**Stated task:**
Copy out all of the material exactly.

====== The records

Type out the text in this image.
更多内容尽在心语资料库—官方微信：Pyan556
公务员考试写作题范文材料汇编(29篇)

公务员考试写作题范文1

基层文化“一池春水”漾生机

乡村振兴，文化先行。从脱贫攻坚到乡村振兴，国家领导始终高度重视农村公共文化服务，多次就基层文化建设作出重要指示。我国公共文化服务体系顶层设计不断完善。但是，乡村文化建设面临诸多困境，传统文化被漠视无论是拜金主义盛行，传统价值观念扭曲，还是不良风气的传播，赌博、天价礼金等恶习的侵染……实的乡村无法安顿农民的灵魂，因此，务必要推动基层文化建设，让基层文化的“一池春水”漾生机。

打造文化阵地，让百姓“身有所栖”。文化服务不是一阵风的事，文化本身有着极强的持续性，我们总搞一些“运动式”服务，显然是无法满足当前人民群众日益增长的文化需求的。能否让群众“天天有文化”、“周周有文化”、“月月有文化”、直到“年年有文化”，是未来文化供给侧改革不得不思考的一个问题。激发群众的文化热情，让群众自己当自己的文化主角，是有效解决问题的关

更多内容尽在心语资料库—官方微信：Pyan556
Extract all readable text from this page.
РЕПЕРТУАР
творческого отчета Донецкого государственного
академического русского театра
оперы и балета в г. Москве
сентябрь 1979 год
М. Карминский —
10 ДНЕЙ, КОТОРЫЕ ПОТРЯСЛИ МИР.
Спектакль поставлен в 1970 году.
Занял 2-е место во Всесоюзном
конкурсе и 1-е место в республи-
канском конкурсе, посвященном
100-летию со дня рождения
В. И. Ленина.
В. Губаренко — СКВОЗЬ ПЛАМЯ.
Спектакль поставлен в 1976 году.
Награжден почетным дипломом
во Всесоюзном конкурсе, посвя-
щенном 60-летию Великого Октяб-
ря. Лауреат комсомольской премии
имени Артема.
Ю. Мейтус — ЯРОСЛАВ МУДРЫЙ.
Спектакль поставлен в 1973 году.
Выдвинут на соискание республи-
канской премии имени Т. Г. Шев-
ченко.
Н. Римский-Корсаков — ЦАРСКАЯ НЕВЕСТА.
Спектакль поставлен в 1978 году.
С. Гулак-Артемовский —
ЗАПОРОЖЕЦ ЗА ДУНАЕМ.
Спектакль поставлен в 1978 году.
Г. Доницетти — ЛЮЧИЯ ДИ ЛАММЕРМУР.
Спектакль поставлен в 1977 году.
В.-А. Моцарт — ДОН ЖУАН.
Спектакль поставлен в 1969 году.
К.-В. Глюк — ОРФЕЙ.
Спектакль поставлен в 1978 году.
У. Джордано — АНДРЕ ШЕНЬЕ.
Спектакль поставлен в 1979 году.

============

**Solution:**
Type out the text in this image.
更多内容尽在心语资料库—官方微信：Pyan556
公务员考试写作题范文材料汇编(29篇)

公务员考试写作题范文1

基层文化“一池春水”漾生机

乡村振兴，文化先行。从脱贫攻坚到乡村振兴，国家领导始终高度重视农村公共文化服务，多次就基层文化建设作出重要指示。我国公共文化服务体系顶层设计不断完善。但是，乡村文化建设面临诸多困境，传统文化被漠视无论是拜金主义盛行，传统价值观念扭曲，还是不良风气的传播，赌博、天价礼金等恶习的侵染……实的乡村无法安顿农民的灵魂，因此，务必要推动基层文化建设，让基层文化的“一池春水”漾生机。

打造文化阵地，让百姓“身有所栖”。文化服务不是一阵风的事，文化本身有着极强的持续性，我们总搞一些“运动式”服务，显然是无法满足当前人民群众日益增长的文化需求的。能否让群众“天天有文化”、“周周有文化”、“月月有文化”、直到“年年有文化”，是未来文化供给侧改革不得不思考的一个问题。激发群众的文化热情，让群众自己当自己的文化主角，是有效解决问题的关

更多内容尽在心语资料库—官方微信：Pyan556
Extract all readable text from this page.
РЕПЕРТУАР
творческого отчета Донецкого государственного
академического русского театра
оперы и балета в г. Москве
сентябрь 1979 год
М. Карминский —
10 ДНЕЙ, КОТОРЫЕ ПОТРЯСЛИ МИР.
Спектакль поставлен в 1970 году.
Занял 2-е место во Всесоюзном
конкурсе и 1-е место в республи-
канском конкурсе, посвященном
100-летию со дня рождения
В. И. Ленина.
В. Губаренко — СКВОЗЬ ПЛАМЯ.
Спектакль поставлен в 1976 году.
Награжден почетным дипломом
во Всесоюзном конкурсе, посвя-
щенном 60-летию Великого Октяб-
ря. Лауреат комсомольской премии
имени Артема.
Ю. Мейтус — ЯРОСЛАВ МУДРЫЙ.
Спектакль поставлен в 1973 году.
Выдвинут на соискание республи-
канской премии имени Т. Г. Шев-
ченко.
Н. Римский-Корсаков — ЦАРСКАЯ НЕВЕСТА.
Спектакль поставлен в 1978 году.
С. Гулак-Артемовский —
ЗАПОРОЖЕЦ ЗА ДУНАЕМ.
Спектакль поставлен в 1978 году.
Г. Доницетти — ЛЮЧИЯ ДИ ЛАММЕРМУР.
Спектакль поставлен в 1977 году.
В.-А. Моцарт — ДОН ЖУАН.
Спектакль поставлен в 1969 году.
К.-В. Глюк — ОРФЕЙ.
Спектакль поставлен в 1978 году.
У. Джордано — АНДРЕ ШЕНЬЕ.
Спектакль поставлен в 1979 году.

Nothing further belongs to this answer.